» Work instructions: All of the entries need to be written out again, exactly as they are.

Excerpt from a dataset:
......
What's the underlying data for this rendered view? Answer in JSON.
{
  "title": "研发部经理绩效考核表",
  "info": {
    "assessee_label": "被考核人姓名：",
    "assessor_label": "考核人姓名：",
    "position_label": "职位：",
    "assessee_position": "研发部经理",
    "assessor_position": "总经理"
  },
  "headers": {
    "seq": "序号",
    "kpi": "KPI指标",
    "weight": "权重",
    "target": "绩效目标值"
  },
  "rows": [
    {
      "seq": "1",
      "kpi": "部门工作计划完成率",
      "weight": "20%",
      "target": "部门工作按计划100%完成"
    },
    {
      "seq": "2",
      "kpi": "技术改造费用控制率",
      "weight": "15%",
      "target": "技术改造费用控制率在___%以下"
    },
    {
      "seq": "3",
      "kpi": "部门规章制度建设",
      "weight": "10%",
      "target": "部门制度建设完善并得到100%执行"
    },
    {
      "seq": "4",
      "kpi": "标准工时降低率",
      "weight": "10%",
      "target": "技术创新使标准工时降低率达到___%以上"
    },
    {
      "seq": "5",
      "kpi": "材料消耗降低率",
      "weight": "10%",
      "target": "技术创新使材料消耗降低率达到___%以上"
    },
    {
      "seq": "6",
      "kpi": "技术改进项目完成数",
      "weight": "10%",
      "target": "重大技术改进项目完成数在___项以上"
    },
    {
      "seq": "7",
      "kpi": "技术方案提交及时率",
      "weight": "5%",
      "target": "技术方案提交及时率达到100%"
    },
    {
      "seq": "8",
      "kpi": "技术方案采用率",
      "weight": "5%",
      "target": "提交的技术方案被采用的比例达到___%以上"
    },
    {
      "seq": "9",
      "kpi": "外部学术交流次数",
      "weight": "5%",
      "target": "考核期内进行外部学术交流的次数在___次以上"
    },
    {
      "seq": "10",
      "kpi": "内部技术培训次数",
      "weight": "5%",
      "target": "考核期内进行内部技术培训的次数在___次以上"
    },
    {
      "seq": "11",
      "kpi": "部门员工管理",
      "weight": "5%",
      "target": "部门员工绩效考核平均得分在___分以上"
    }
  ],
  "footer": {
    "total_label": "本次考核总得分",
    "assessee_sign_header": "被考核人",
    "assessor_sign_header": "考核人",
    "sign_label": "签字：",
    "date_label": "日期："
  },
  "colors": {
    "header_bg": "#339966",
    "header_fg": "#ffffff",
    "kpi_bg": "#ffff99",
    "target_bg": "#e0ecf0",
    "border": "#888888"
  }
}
......
» Written response:
What's the underlying data for this rendered view? Answer in JSON.
{
  "title": "研发部经理绩效考核表",
  "info": {
    "assessee_label": "被考核人姓名：",
    "assessor_label": "考核人姓名：",
    "position_label": "职位：",
    "assessee_position": "研发部经理",
    "assessor_position": "总经理"
  },
  "headers": {
    "seq": "序号",
    "kpi": "KPI指标",
    "weight": "权重",
    "target": "绩效目标值"
  },
  "rows": [
    {
      "seq": "1",
      "kpi": "部门工作计划完成率",
      "weight": "20%",
      "target": "部门工作按计划100%完成"
    },
    {
      "seq": "2",
      "kpi": "技术改造费用控制率",
      "weight": "15%",
      "target": "技术改造费用控制率在___%以下"
    },
    {
      "seq": "3",
      "kpi": "部门规章制度建设",
      "weight": "10%",
      "target": "部门制度建设完善并得到100%执行"
    },
    {
      "seq": "4",
      "kpi": "标准工时降低率",
      "weight": "10%",
      "target": "技术创新使标准工时降低率达到___%以上"
    },
    {
      "seq": "5",
      "kpi": "材料消耗降低率",
      "weight": "10%",
      "target": "技术创新使材料消耗降低率达到___%以上"
    },
    {
      "seq": "6",
      "kpi": "技术改进项目完成数",
      "weight": "10%",
      "target": "重大技术改进项目完成数在___项以上"
    },
    {
      "seq": "7",
      "kpi": "技术方案提交及时率",
      "weight": "5%",
      "target": "技术方案提交及时率达到100%"
    },
    {
      "seq": "8",
      "kpi": "技术方案采用率",
      "weight": "5%",
      "target": "提交的技术方案被采用的比例达到___%以上"
    },
    {
      "seq": "9",
      "kpi": "外部学术交流次数",
      "weight": "5%",
      "target": "考核期内进行外部学术交流的次数在___次以上"
    },
    {
      "seq": "10",
      "kpi": "内部技术培训次数",
      "weight": "5%",
      "target": "考核期内进行内部技术培训的次数在___次以上"
    },
    {
      "seq": "11",
      "kpi": "部门员工管理",
      "weight": "5%",
      "target": "部门员工绩效考核平均得分在___分以上"
    }
  ],
  "footer": {
    "total_label": "本次考核总得分",
    "assessee_sign_header": "被考核人",
    "assessor_sign_header": "考核人",
    "sign_label": "签字：",
    "date_label": "日期："
  },
  "colors": {
    "header_bg": "#339966",
    "header_fg": "#ffffff",
    "kpi_bg": "#ffff99",
    "target_bg": "#e0ecf0",
    "border": "#888888"
  }
}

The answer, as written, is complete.